◆ Given entries:

==*==

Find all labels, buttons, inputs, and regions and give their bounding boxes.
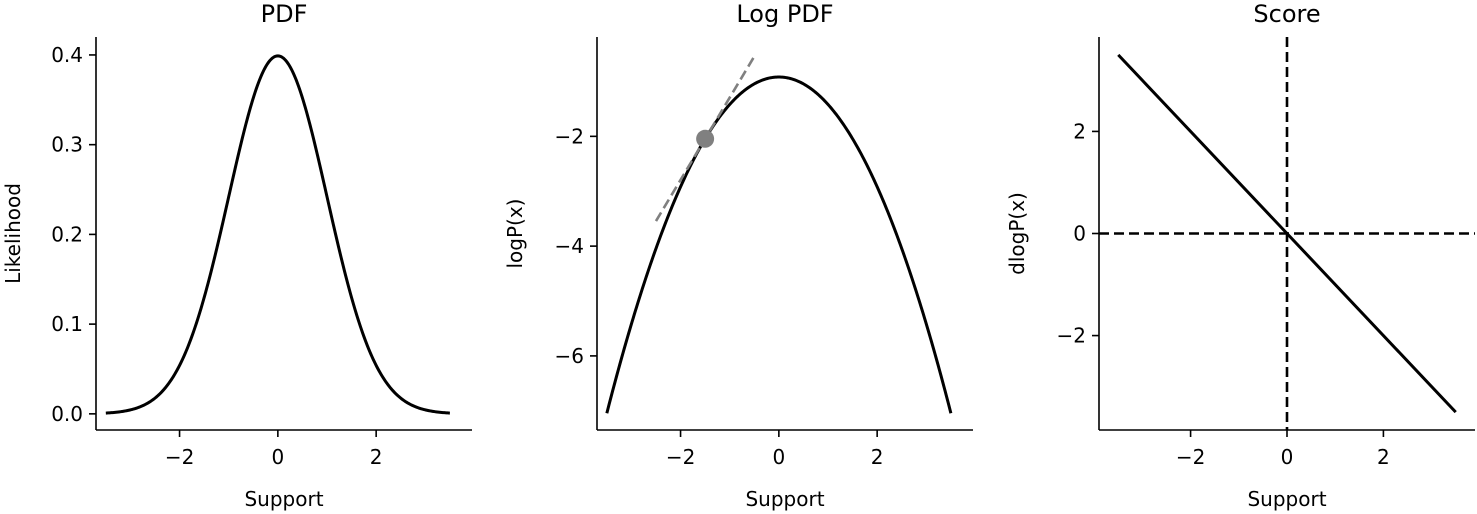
pdf-y-tick-label: 0.1 xyxy=(51,312,83,336)
pdf-curve xyxy=(105,54,450,415)
pdf-x-tick-label: 2 xyxy=(370,445,383,469)
log-pdf-title: Log PDF xyxy=(736,0,833,28)
pdf-y-tick-label: 0.3 xyxy=(51,133,83,157)
log-pdf-y-tick-label: −4 xyxy=(555,234,584,258)
pdf-title: PDF xyxy=(261,0,308,28)
log-pdf-x-tick-label: 2 xyxy=(871,445,884,469)
pdf-y-tick-label: 0.0 xyxy=(51,402,83,426)
score-x-tick-label: −2 xyxy=(1176,445,1205,469)
score-y-label: dlogP(x) xyxy=(1005,192,1029,275)
log-pdf-x-label: Support xyxy=(745,487,824,511)
score-x-tick-label: 2 xyxy=(1377,445,1390,469)
score-x-label: Support xyxy=(1247,487,1326,511)
pdf-y-tick-label: 0.2 xyxy=(51,222,83,246)
score-curve xyxy=(1117,53,1457,414)
log-pdf-x-tick-label: 0 xyxy=(772,445,785,469)
score-y-tick-label: 2 xyxy=(1073,119,1086,143)
pdf-y-tick-label: 0.4 xyxy=(51,43,83,67)
pdf-x-label: Support xyxy=(244,487,323,511)
pdf-x-tick-label: 0 xyxy=(271,445,284,469)
pdf-y-label: Likelihood xyxy=(1,183,25,284)
score-panel: Score −2 0 2 −2 0 2 Support dlogP(x) xyxy=(1005,0,1475,511)
pdf-x-tick-label: −2 xyxy=(165,445,194,469)
score-y-tick-label: 0 xyxy=(1073,222,1086,246)
score-y-tick-label: −2 xyxy=(1057,324,1086,348)
log-pdf-y-tick-label: −6 xyxy=(555,344,584,368)
log-pdf-y-tick-label: −2 xyxy=(555,124,584,148)
log-pdf-marker-point xyxy=(696,129,715,148)
score-x-tick-label: 0 xyxy=(1281,445,1294,469)
log-pdf-x-tick-label: −2 xyxy=(666,445,695,469)
log-pdf-curve xyxy=(605,75,953,414)
score-title: Score xyxy=(1253,0,1320,28)
log-pdf-y-label: logP(x) xyxy=(503,199,527,269)
log-pdf-panel: Log PDF −2 0 2 −6 −4 −2 Support logP(x) xyxy=(503,0,973,511)
pdf-panel: PDF −2 0 2 0.0 0.1 0.2 0.3 0.4 Support Likelihood xyxy=(1,0,472,511)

==*==

◆ Problem to work on:
Quote the items above word for word, starting at the line that contains "pdf-y-tick-label: 0.1 xyxy=(51,312,83,336)" and continuing through the final line of the items.

◆ Solution for this problem:
pdf-y-tick-label: 0.1 xyxy=(51,312,83,336)
pdf-curve xyxy=(105,54,450,415)
pdf-x-tick-label: 2 xyxy=(370,445,383,469)
log-pdf-title: Log PDF xyxy=(736,0,833,28)
pdf-y-tick-label: 0.3 xyxy=(51,133,83,157)
log-pdf-y-tick-label: −4 xyxy=(555,234,584,258)
pdf-title: PDF xyxy=(261,0,308,28)
log-pdf-x-tick-label: 2 xyxy=(871,445,884,469)
pdf-y-tick-label: 0.0 xyxy=(51,402,83,426)
score-x-tick-label: −2 xyxy=(1176,445,1205,469)
score-y-label: dlogP(x) xyxy=(1005,192,1029,275)
log-pdf-x-label: Support xyxy=(745,487,824,511)
score-x-tick-label: 2 xyxy=(1377,445,1390,469)
score-x-label: Support xyxy=(1247,487,1326,511)
pdf-y-tick-label: 0.2 xyxy=(51,222,83,246)
score-curve xyxy=(1117,53,1457,414)
log-pdf-x-tick-label: 0 xyxy=(772,445,785,469)
score-y-tick-label: 2 xyxy=(1073,119,1086,143)
pdf-y-tick-label: 0.4 xyxy=(51,43,83,67)
pdf-x-label: Support xyxy=(244,487,323,511)
pdf-x-tick-label: 0 xyxy=(271,445,284,469)
pdf-y-label: Likelihood xyxy=(1,183,25,284)
score-panel: Score −2 0 2 −2 0 2 Support dlogP(x) xyxy=(1005,0,1475,511)
pdf-x-tick-label: −2 xyxy=(165,445,194,469)
score-y-tick-label: 0 xyxy=(1073,222,1086,246)
score-y-tick-label: −2 xyxy=(1057,324,1086,348)
log-pdf-y-tick-label: −6 xyxy=(555,344,584,368)
log-pdf-y-tick-label: −2 xyxy=(555,124,584,148)
log-pdf-marker-point xyxy=(696,129,715,148)
score-x-tick-label: 0 xyxy=(1281,445,1294,469)
log-pdf-x-tick-label: −2 xyxy=(666,445,695,469)
log-pdf-curve xyxy=(605,75,953,414)
score-title: Score xyxy=(1253,0,1320,28)
log-pdf-y-label: logP(x) xyxy=(503,199,527,269)
log-pdf-panel: Log PDF −2 0 2 −6 −4 −2 Support logP(x) xyxy=(503,0,973,511)
pdf-panel: PDF −2 0 2 0.0 0.1 0.2 0.3 0.4 Support Likelihood xyxy=(1,0,472,511)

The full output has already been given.